Omit any picture, and return the remaining data exactly as written.
START Entries provided
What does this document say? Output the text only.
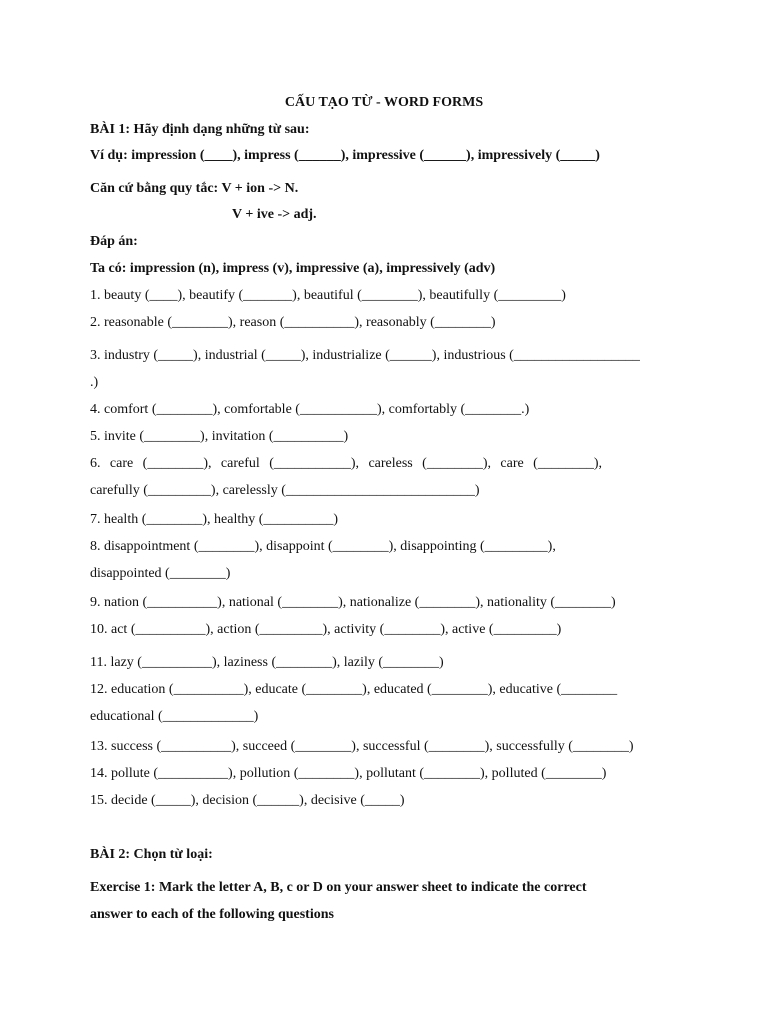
CẤU TẠO TỪ - WORD FORMS
BÀI 1: Hãy định dạng những từ sau:
Ví dụ: impression (____), impress (______), impressive (______), impressively (_____)
Căn cứ bằng quy tắc: V + ion -> N.
V + ive -> adj.
Đáp án:
Ta có: impression (n), impress (v), impressive (a), impressively (adv)
1. beauty (____), beautify (_______), beautiful (________), beautifully (_________)
2. reasonable (________), reason (__________), reasonably (________)
3. industry (_____), industrial (_____), industrialize (______), industrious (__________________
.)
4. comfort (________), comfortable (___________), comfortably (________.)
5. invite (________), invitation (__________)
6. care (________), careful (___________), careless (________), care (________),
carefully (_________), carelessly (___________________________)
7. health (________), healthy (__________)
8. disappointment (________), disappoint (________), disappointing (_________),
disappointed (________)
9. nation (__________), national (________), nationalize (________), nationality (________)
10. act (__________), action (_________), activity (________), active (_________)
11. lazy (__________), laziness (________), lazily (________)
12. education (__________), educate (________), educated (________), educative (________
educational (_____________)
13. success (__________), succeed (________), successful (________), successfully (________)
14. pollute (__________), pollution (________), pollutant (________), polluted (________)
15. decide (_____), decision (______), decisive (_____)
BÀI 2: Chọn từ loại:
Exercise 1: Mark the letter A, B, c or D on your answer sheet to indicate the correct
answer to each of the following questions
END Entries provided
**Answer to this problem**
What does this document say? Output the text only.
CẤU TẠO TỪ - WORD FORMS
BÀI 1: Hãy định dạng những từ sau:
Ví dụ: impression (____), impress (______), impressive (______), impressively (_____)
Căn cứ bằng quy tắc: V + ion -> N.
V + ive -> adj.
Đáp án:
Ta có: impression (n), impress (v), impressive (a), impressively (adv)
1. beauty (____), beautify (_______), beautiful (________), beautifully (_________)
2. reasonable (________), reason (__________), reasonably (________)
3. industry (_____), industrial (_____), industrialize (______), industrious (__________________
.)
4. comfort (________), comfortable (___________), comfortably (________.)
5. invite (________), invitation (__________)
6. care (________), careful (___________), careless (________), care (________),
carefully (_________), carelessly (___________________________)
7. health (________), healthy (__________)
8. disappointment (________), disappoint (________), disappointing (_________),
disappointed (________)
9. nation (__________), national (________), nationalize (________), nationality (________)
10. act (__________), action (_________), activity (________), active (_________)
11. lazy (__________), laziness (________), lazily (________)
12. education (__________), educate (________), educated (________), educative (________
educational (_____________)
13. success (__________), succeed (________), successful (________), successfully (________)
14. pollute (__________), pollution (________), pollutant (________), polluted (________)
15. decide (_____), decision (______), decisive (_____)
BÀI 2: Chọn từ loại:
Exercise 1: Mark the letter A, B, c or D on your answer sheet to indicate the correct
answer to each of the following questions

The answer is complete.